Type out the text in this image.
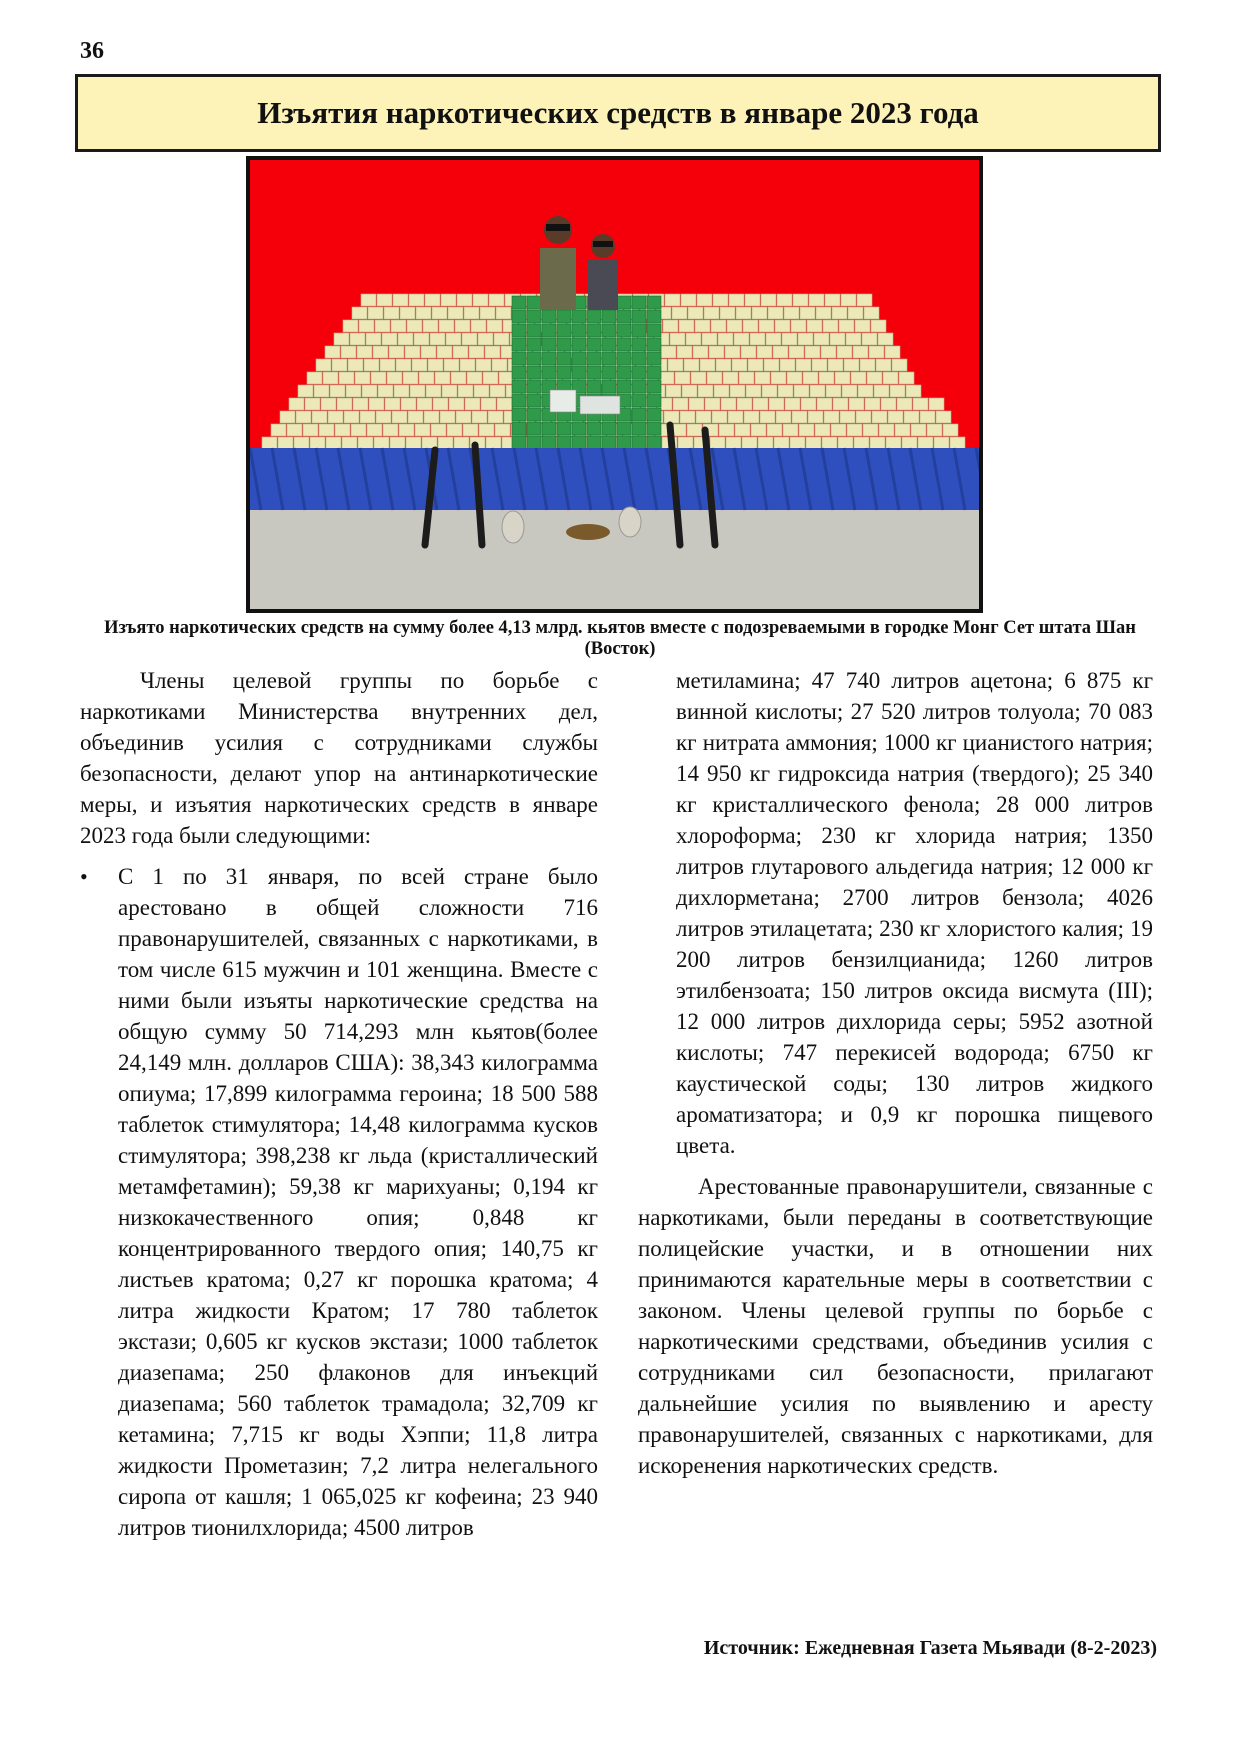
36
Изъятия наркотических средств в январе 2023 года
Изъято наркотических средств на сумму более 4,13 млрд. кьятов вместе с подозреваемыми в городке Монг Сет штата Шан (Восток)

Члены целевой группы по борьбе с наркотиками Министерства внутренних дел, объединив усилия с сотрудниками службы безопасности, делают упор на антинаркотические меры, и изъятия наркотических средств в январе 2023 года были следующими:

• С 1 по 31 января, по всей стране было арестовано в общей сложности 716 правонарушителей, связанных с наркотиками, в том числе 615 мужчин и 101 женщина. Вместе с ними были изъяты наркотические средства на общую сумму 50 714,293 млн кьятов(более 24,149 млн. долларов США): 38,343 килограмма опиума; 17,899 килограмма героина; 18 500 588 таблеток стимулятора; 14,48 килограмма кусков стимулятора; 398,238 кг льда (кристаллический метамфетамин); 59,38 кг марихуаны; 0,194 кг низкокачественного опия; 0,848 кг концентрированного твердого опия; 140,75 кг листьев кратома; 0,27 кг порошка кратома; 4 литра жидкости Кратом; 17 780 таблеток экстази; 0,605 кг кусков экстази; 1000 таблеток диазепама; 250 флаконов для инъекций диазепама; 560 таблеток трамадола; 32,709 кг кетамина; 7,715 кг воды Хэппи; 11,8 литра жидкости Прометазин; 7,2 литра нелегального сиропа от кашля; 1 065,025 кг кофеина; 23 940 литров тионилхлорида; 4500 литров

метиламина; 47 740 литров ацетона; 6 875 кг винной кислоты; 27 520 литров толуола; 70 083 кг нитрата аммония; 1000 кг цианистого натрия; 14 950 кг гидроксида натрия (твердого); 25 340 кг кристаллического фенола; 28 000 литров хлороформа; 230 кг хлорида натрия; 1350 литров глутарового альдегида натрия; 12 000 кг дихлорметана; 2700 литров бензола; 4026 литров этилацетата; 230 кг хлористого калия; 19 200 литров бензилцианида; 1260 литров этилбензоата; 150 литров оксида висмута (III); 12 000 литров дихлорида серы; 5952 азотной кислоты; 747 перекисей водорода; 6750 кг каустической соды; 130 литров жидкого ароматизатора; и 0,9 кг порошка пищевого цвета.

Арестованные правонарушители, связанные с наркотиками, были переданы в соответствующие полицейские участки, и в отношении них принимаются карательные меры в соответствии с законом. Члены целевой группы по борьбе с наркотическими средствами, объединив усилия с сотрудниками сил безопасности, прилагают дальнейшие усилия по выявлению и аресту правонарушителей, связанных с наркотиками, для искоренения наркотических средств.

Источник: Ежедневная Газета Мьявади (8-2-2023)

----------------

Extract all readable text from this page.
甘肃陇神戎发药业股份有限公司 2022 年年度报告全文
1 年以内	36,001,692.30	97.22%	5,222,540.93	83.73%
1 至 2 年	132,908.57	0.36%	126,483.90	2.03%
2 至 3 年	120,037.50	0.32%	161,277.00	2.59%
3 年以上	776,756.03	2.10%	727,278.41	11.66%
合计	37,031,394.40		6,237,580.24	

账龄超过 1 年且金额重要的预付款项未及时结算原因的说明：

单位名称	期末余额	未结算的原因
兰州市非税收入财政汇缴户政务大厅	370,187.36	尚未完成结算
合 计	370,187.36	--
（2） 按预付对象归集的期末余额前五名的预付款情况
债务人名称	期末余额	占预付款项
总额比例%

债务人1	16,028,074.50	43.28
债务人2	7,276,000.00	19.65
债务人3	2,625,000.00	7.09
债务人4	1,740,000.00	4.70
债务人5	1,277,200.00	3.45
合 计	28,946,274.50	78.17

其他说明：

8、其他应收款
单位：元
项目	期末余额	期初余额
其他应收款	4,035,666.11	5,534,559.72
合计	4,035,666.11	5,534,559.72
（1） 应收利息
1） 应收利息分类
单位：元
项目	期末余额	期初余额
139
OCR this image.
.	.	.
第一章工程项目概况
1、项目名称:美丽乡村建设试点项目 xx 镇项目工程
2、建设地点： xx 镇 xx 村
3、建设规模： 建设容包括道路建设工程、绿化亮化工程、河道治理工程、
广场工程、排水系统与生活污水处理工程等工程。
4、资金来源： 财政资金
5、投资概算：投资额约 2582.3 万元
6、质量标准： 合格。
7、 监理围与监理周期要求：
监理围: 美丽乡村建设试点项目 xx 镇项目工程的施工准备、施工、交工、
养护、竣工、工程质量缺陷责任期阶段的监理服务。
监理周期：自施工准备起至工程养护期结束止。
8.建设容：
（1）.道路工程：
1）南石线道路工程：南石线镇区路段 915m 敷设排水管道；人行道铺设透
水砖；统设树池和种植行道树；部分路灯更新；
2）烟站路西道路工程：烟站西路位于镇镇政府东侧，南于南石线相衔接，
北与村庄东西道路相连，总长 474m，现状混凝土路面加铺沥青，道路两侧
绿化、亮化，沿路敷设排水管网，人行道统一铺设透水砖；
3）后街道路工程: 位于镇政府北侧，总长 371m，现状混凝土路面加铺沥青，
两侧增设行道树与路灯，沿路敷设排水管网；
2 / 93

----------------

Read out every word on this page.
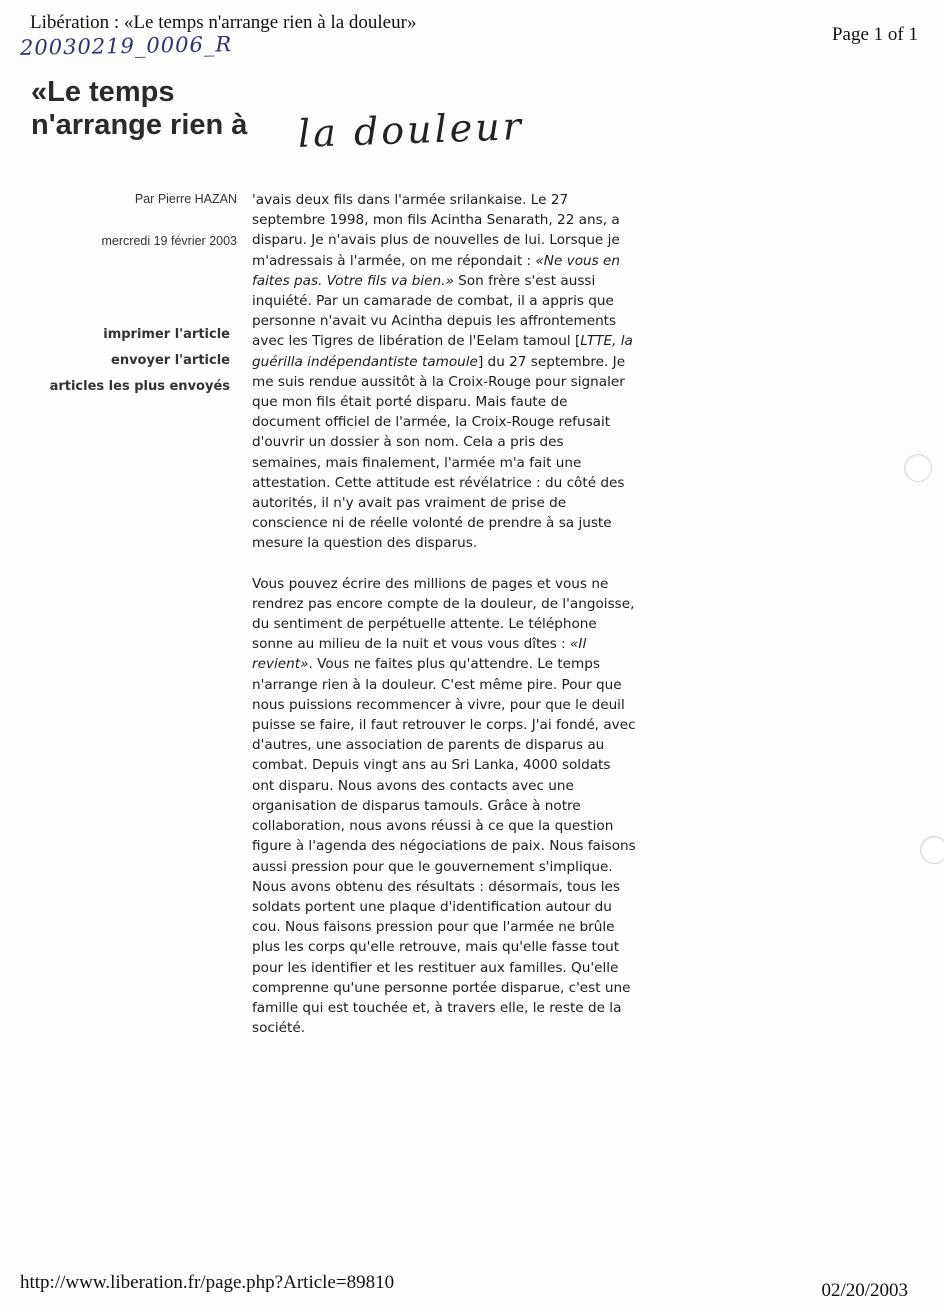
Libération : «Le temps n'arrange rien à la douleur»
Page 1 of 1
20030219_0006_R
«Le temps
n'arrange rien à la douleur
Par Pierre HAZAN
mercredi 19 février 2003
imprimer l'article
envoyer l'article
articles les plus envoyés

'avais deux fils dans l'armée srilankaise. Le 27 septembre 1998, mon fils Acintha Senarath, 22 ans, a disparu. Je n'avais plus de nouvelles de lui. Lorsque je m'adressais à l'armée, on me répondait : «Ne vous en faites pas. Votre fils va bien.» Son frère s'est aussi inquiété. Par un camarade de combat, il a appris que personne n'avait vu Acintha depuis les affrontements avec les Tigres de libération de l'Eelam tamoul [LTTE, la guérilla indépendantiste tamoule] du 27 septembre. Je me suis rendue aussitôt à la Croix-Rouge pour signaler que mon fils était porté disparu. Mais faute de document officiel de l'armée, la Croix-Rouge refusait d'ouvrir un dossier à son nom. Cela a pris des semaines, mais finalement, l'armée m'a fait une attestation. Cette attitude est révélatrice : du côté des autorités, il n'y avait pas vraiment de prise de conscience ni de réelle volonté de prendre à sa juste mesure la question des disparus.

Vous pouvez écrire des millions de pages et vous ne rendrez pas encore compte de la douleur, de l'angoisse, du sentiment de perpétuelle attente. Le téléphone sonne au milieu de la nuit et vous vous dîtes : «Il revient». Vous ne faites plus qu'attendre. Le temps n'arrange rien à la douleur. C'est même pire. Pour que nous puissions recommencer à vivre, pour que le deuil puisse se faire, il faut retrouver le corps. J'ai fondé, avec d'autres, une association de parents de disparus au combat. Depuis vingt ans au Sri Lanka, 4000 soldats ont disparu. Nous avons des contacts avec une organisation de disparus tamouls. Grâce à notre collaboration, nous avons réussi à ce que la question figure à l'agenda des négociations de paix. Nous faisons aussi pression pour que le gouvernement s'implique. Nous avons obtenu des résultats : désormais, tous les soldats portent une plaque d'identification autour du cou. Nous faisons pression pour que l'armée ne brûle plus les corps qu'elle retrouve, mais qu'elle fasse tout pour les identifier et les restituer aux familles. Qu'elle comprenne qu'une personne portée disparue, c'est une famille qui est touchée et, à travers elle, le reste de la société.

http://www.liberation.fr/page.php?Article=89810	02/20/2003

----------------

▶ _The exercise_
Look for lines containing the string "объединив" and copy them all.

▶ _Result_
Члены целевой группы по борьбе с наркотиками Министерства внутренних дел, объединив усилия с сотрудниками службы безопасности, делают упор на антинаркотические меры, и изъятия наркотических средств в январе 2023 года были следующими:
Арестованные правонарушители, связанные с наркотиками, были переданы в соответствующие полицейские участки, и в отношении них принимаются карательные меры в соответствии с законом. Члены целевой группы по борьбе с наркотическими средствами, объединив усилия с сотрудниками сил безопасности, прилагают дальнейшие усилия по выявлению и аресту правонарушителей, связанных с наркотиками, для искоренения наркотических средств.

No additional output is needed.